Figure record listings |
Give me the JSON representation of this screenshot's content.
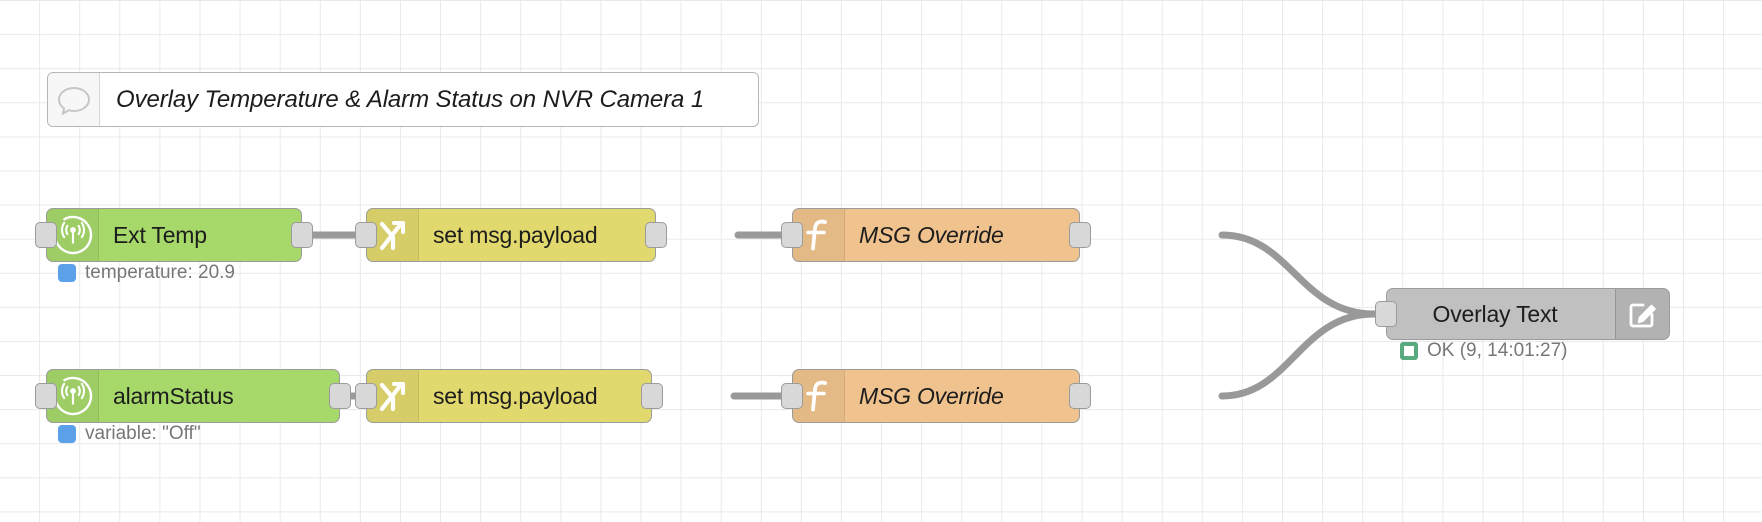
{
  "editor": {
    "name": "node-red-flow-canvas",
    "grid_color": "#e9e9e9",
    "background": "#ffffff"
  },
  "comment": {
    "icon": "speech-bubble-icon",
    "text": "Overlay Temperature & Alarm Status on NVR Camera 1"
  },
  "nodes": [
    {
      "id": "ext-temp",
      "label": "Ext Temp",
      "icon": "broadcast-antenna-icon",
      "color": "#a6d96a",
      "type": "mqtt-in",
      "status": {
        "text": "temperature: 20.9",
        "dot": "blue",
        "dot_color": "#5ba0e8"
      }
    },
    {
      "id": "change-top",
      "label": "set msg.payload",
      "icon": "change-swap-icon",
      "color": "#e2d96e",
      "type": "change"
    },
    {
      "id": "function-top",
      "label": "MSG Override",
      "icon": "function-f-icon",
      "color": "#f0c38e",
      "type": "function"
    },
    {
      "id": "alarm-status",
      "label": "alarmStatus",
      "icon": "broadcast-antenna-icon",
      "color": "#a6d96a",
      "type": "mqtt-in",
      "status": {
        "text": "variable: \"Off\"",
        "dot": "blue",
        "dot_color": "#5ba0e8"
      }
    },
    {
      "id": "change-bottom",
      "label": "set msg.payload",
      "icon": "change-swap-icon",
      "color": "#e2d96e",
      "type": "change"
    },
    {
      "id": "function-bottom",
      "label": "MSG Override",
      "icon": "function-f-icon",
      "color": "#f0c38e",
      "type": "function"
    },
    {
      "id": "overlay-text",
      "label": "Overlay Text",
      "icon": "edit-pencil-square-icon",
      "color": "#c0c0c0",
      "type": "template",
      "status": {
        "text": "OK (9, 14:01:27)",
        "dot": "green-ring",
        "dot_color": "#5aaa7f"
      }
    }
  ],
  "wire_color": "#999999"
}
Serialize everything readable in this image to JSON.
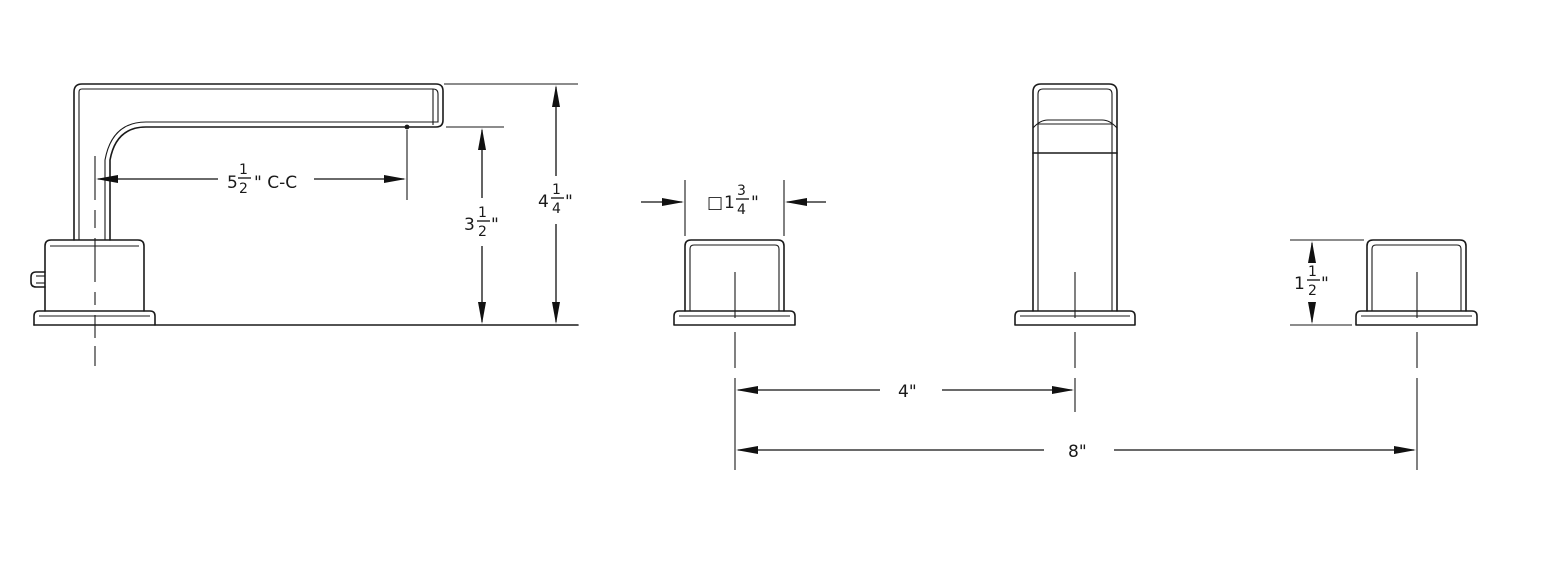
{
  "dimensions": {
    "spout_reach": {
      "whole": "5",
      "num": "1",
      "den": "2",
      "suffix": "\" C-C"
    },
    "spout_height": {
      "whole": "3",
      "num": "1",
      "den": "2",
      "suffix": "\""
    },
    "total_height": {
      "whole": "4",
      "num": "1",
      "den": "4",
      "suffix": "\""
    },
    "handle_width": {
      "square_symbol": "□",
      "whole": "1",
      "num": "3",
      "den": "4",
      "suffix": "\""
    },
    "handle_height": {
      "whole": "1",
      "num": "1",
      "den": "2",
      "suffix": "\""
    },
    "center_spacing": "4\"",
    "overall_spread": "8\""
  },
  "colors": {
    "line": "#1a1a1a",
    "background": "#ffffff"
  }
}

BRIEF | Transcribe the records above exactly as they appear, leaving out any pictures.

FULL RESPONSE |
Give me the JSON representation of this screenshot's content.
{
  "editor": {
    "name": "node-red-flow-canvas",
    "grid_color": "#e9e9e9",
    "background": "#ffffff"
  },
  "comment": {
    "icon": "speech-bubble-icon",
    "text": "Overlay Temperature & Alarm Status on NVR Camera 1"
  },
  "nodes": [
    {
      "id": "ext-temp",
      "label": "Ext Temp",
      "icon": "broadcast-antenna-icon",
      "color": "#a6d96a",
      "type": "mqtt-in",
      "status": {
        "text": "temperature: 20.9",
        "dot": "blue",
        "dot_color": "#5ba0e8"
      }
    },
    {
      "id": "change-top",
      "label": "set msg.payload",
      "icon": "change-swap-icon",
      "color": "#e2d96e",
      "type": "change"
    },
    {
      "id": "function-top",
      "label": "MSG Override",
      "icon": "function-f-icon",
      "color": "#f0c38e",
      "type": "function"
    },
    {
      "id": "alarm-status",
      "label": "alarmStatus",
      "icon": "broadcast-antenna-icon",
      "color": "#a6d96a",
      "type": "mqtt-in",
      "status": {
        "text": "variable: \"Off\"",
        "dot": "blue",
        "dot_color": "#5ba0e8"
      }
    },
    {
      "id": "change-bottom",
      "label": "set msg.payload",
      "icon": "change-swap-icon",
      "color": "#e2d96e",
      "type": "change"
    },
    {
      "id": "function-bottom",
      "label": "MSG Override",
      "icon": "function-f-icon",
      "color": "#f0c38e",
      "type": "function"
    },
    {
      "id": "overlay-text",
      "label": "Overlay Text",
      "icon": "edit-pencil-square-icon",
      "color": "#c0c0c0",
      "type": "template",
      "status": {
        "text": "OK (9, 14:01:27)",
        "dot": "green-ring",
        "dot_color": "#5aaa7f"
      }
    }
  ],
  "wire_color": "#999999"
}
Serialize everything readable in this image to JSON.
{
  "dimensions": {
    "spout_reach": {
      "whole": "5",
      "num": "1",
      "den": "2",
      "suffix": "\" C-C"
    },
    "spout_height": {
      "whole": "3",
      "num": "1",
      "den": "2",
      "suffix": "\""
    },
    "total_height": {
      "whole": "4",
      "num": "1",
      "den": "4",
      "suffix": "\""
    },
    "handle_width": {
      "square_symbol": "□",
      "whole": "1",
      "num": "3",
      "den": "4",
      "suffix": "\""
    },
    "handle_height": {
      "whole": "1",
      "num": "1",
      "den": "2",
      "suffix": "\""
    },
    "center_spacing": "4\"",
    "overall_spread": "8\""
  },
  "colors": {
    "line": "#1a1a1a",
    "background": "#ffffff"
  }
}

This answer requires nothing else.